## Information supplied

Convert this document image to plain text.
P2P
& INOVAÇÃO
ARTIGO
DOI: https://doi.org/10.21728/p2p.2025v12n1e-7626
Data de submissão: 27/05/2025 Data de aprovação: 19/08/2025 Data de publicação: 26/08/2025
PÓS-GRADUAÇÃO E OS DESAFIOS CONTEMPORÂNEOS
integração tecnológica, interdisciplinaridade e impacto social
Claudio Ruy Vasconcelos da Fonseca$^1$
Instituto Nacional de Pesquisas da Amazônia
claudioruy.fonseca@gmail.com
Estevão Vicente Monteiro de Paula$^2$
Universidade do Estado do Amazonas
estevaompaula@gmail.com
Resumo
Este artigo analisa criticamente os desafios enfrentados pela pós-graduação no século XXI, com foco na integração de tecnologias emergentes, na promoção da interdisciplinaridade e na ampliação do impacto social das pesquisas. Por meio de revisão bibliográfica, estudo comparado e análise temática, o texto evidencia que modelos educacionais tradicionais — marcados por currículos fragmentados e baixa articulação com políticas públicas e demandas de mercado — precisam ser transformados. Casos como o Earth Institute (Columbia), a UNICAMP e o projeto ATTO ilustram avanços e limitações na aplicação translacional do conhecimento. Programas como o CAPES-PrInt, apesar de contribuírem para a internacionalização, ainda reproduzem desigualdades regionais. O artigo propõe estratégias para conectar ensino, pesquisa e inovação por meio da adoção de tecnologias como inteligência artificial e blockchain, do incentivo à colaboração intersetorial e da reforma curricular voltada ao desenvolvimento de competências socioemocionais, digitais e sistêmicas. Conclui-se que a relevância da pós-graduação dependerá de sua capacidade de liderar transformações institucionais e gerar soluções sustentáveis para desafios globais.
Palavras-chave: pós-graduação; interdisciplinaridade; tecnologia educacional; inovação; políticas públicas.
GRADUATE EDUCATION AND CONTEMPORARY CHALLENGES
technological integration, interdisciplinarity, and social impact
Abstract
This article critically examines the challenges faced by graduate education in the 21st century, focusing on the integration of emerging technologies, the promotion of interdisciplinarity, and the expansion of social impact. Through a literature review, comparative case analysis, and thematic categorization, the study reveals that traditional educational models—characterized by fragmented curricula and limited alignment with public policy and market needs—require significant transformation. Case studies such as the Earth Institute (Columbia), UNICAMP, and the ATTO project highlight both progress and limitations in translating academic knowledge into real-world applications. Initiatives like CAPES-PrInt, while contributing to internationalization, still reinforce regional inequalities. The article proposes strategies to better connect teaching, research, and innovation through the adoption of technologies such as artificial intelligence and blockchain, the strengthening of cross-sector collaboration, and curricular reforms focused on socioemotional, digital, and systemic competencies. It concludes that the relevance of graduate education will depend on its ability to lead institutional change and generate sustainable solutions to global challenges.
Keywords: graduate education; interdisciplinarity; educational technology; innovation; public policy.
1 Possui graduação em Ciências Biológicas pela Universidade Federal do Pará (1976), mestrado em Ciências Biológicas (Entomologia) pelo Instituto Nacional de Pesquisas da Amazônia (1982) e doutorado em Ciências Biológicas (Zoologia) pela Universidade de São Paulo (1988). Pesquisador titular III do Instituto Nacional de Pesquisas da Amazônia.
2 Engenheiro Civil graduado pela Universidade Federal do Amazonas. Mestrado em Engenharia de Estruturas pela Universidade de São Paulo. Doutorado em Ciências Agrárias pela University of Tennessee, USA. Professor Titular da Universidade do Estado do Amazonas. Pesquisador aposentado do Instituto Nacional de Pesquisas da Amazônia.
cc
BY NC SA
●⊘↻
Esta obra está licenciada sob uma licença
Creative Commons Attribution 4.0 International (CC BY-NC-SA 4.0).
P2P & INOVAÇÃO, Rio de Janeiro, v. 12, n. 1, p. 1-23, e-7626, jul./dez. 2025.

## Exercise details
Where a line holds "gmail", copy it out.

## The reply
claudioruy.fonseca@gmail.com
estevaompaula@gmail.com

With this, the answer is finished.